→ TASK DIRECTIONS: Copy every line of the listing that holds the string "color".

→ LISTED ENTRIES:
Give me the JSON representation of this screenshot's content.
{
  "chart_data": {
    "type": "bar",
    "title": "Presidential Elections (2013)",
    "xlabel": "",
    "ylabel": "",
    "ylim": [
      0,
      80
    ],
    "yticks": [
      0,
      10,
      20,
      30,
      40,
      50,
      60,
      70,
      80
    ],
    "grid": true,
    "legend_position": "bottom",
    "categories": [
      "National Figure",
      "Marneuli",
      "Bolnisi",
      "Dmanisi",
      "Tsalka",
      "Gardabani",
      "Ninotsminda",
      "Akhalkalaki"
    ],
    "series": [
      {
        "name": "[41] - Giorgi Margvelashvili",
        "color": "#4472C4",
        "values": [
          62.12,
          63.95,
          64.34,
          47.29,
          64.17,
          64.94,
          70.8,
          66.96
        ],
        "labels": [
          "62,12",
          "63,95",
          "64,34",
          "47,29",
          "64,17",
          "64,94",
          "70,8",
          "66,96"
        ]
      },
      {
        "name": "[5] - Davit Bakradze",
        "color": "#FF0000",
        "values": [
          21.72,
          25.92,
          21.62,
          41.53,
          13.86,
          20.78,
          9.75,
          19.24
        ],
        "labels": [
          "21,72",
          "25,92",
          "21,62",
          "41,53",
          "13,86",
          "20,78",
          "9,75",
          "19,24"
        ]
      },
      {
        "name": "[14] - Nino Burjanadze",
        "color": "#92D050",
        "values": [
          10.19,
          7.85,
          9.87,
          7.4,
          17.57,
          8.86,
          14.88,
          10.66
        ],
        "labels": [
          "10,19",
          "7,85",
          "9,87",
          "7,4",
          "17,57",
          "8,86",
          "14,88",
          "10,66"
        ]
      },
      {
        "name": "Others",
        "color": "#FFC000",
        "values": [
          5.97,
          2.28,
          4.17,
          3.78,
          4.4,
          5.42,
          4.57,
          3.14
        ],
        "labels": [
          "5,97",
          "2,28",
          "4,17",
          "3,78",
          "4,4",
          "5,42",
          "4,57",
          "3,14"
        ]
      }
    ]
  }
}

→ TASK RESPONSE:
        "color": "#4472C4",
        "color": "#FF0000",
        "color": "#92D050",
        "color": "#FFC000",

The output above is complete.